[SET TASK] Transcribe each record below word for word.

Saved data entries:
◆ ◆ ◆
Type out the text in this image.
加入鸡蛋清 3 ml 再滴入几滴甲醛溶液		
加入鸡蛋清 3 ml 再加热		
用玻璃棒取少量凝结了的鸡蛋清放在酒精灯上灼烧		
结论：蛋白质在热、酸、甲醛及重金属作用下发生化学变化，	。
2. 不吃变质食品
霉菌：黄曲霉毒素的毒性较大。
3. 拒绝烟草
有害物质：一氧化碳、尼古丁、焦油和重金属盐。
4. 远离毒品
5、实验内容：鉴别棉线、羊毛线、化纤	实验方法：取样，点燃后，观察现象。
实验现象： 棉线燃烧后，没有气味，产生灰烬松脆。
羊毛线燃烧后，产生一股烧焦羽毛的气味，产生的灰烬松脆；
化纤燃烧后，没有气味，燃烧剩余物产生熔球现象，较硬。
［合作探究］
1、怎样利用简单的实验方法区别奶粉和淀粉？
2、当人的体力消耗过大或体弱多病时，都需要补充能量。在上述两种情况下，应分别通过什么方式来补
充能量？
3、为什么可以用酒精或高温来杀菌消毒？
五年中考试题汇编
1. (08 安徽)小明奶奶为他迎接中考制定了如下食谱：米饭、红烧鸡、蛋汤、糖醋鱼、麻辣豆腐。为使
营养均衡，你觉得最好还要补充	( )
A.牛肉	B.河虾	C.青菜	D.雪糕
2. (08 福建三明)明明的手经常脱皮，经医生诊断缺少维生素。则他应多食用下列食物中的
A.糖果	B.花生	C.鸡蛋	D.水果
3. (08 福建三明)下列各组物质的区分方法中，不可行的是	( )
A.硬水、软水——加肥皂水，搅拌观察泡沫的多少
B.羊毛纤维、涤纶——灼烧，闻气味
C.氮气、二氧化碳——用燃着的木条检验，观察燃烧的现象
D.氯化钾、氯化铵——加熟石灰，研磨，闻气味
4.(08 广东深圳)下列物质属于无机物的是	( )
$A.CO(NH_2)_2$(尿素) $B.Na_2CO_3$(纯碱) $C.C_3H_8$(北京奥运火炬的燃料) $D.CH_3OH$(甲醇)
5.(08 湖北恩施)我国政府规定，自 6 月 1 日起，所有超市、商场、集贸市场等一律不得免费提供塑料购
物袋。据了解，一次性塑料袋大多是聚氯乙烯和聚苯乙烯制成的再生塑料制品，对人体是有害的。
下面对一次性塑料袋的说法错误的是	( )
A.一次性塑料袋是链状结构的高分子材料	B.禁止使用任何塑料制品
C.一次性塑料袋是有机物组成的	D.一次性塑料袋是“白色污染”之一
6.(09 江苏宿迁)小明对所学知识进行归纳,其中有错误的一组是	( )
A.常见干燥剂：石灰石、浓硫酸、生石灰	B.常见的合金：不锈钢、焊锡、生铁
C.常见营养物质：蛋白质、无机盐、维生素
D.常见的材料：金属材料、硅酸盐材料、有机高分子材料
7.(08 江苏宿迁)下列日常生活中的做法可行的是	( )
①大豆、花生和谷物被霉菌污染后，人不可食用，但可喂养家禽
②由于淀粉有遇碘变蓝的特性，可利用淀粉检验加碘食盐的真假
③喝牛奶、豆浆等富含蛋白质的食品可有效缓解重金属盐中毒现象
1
◆ ◆ ◆
[ANSWER TO THIS EXERCISE]
Type out the text in this image.
加入鸡蛋清 3 ml 再滴入几滴甲醛溶液		
加入鸡蛋清 3 ml 再加热		
用玻璃棒取少量凝结了的鸡蛋清放在酒精灯上灼烧		
结论：蛋白质在热、酸、甲醛及重金属作用下发生化学变化，	。
2. 不吃变质食品
霉菌：黄曲霉毒素的毒性较大。
3. 拒绝烟草
有害物质：一氧化碳、尼古丁、焦油和重金属盐。
4. 远离毒品
5、实验内容：鉴别棉线、羊毛线、化纤	实验方法：取样，点燃后，观察现象。
实验现象： 棉线燃烧后，没有气味，产生灰烬松脆。
羊毛线燃烧后，产生一股烧焦羽毛的气味，产生的灰烬松脆；
化纤燃烧后，没有气味，燃烧剩余物产生熔球现象，较硬。
［合作探究］
1、怎样利用简单的实验方法区别奶粉和淀粉？
2、当人的体力消耗过大或体弱多病时，都需要补充能量。在上述两种情况下，应分别通过什么方式来补
充能量？
3、为什么可以用酒精或高温来杀菌消毒？
五年中考试题汇编
1. (08 安徽)小明奶奶为他迎接中考制定了如下食谱：米饭、红烧鸡、蛋汤、糖醋鱼、麻辣豆腐。为使
营养均衡，你觉得最好还要补充	( )
A.牛肉	B.河虾	C.青菜	D.雪糕
2. (08 福建三明)明明的手经常脱皮，经医生诊断缺少维生素。则他应多食用下列食物中的
A.糖果	B.花生	C.鸡蛋	D.水果
3. (08 福建三明)下列各组物质的区分方法中，不可行的是	( )
A.硬水、软水——加肥皂水，搅拌观察泡沫的多少
B.羊毛纤维、涤纶——灼烧，闻气味
C.氮气、二氧化碳——用燃着的木条检验，观察燃烧的现象
D.氯化钾、氯化铵——加熟石灰，研磨，闻气味
4.(08 广东深圳)下列物质属于无机物的是	( )
$A.CO(NH_2)_2$(尿素) $B.Na_2CO_3$(纯碱) $C.C_3H_8$(北京奥运火炬的燃料) $D.CH_3OH$(甲醇)
5.(08 湖北恩施)我国政府规定，自 6 月 1 日起，所有超市、商场、集贸市场等一律不得免费提供塑料购
物袋。据了解，一次性塑料袋大多是聚氯乙烯和聚苯乙烯制成的再生塑料制品，对人体是有害的。
下面对一次性塑料袋的说法错误的是	( )
A.一次性塑料袋是链状结构的高分子材料	B.禁止使用任何塑料制品
C.一次性塑料袋是有机物组成的	D.一次性塑料袋是“白色污染”之一
6.(09 江苏宿迁)小明对所学知识进行归纳,其中有错误的一组是	( )
A.常见干燥剂：石灰石、浓硫酸、生石灰	B.常见的合金：不锈钢、焊锡、生铁
C.常见营养物质：蛋白质、无机盐、维生素
D.常见的材料：金属材料、硅酸盐材料、有机高分子材料
7.(08 江苏宿迁)下列日常生活中的做法可行的是	( )
①大豆、花生和谷物被霉菌污染后，人不可食用，但可喂养家禽
②由于淀粉有遇碘变蓝的特性，可利用淀粉检验加碘食盐的真假
③喝牛奶、豆浆等富含蛋白质的食品可有效缓解重金属盐中毒现象
1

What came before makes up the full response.